_Exercise aim_
Go through the lines below. Copy those with "Memory".

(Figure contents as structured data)
'''

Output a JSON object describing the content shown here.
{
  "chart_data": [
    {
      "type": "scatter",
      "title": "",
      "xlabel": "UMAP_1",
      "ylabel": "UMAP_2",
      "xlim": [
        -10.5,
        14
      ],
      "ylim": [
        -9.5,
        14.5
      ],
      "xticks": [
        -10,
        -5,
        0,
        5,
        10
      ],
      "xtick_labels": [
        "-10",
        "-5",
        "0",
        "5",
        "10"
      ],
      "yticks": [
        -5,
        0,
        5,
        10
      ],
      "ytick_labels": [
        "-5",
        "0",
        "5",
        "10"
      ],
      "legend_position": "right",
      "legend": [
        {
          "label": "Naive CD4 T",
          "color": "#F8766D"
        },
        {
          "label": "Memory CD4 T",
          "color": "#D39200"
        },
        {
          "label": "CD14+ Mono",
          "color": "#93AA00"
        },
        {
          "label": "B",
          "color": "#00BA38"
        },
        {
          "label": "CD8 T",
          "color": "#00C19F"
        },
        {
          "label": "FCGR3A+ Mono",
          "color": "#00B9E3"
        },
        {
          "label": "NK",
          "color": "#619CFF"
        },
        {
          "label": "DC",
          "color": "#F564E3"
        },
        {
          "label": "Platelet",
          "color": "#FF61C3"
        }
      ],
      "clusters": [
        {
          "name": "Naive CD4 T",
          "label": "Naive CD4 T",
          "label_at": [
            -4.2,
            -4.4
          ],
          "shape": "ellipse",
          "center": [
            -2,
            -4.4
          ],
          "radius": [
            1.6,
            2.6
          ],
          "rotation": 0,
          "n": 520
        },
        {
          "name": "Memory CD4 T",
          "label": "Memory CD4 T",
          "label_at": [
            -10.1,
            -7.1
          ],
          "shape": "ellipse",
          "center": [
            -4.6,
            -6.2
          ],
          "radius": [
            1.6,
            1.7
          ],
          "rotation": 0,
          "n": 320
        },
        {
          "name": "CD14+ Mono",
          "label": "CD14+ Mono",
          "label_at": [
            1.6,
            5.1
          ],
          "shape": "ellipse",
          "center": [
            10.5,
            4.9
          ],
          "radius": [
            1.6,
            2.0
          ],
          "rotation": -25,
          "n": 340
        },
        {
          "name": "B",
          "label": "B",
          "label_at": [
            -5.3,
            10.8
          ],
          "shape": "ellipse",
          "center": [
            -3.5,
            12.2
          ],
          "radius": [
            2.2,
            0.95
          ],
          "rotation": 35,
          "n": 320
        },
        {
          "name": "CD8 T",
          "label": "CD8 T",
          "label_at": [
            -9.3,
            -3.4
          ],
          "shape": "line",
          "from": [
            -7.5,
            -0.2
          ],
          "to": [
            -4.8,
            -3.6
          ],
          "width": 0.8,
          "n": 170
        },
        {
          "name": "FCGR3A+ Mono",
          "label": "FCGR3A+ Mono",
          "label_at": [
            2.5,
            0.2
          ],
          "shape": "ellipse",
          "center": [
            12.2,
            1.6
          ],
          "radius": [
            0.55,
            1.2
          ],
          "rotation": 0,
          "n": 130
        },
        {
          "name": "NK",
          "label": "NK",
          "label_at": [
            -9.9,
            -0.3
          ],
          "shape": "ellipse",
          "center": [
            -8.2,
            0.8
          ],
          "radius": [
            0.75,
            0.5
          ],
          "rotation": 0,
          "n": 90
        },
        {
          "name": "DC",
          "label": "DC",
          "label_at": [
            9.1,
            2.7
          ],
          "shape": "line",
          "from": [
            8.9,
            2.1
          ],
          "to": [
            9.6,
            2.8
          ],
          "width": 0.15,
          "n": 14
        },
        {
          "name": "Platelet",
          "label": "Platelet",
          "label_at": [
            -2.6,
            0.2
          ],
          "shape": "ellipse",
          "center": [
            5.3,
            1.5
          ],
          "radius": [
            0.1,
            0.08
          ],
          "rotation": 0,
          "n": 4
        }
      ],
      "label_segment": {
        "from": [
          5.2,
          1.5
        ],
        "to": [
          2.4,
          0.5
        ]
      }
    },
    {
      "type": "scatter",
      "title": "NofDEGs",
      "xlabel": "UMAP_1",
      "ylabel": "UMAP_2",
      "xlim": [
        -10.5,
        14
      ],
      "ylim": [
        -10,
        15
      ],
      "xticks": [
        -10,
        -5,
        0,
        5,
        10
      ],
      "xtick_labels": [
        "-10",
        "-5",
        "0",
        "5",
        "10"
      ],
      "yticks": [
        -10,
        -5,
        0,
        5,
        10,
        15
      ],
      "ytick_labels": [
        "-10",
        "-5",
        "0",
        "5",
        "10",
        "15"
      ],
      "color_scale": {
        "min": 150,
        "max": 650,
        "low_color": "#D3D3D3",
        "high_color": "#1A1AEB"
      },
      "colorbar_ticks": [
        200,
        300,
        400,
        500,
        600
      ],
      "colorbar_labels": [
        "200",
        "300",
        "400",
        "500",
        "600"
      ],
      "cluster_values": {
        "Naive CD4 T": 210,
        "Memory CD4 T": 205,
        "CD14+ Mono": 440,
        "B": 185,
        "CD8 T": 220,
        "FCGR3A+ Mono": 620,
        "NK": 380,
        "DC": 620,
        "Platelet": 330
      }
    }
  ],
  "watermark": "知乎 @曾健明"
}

'''

_Response below_
          "label": "Memory CD4 T",
          "name": "Memory CD4 T",
          "label": "Memory CD4 T",
        "Memory CD4 T": 205,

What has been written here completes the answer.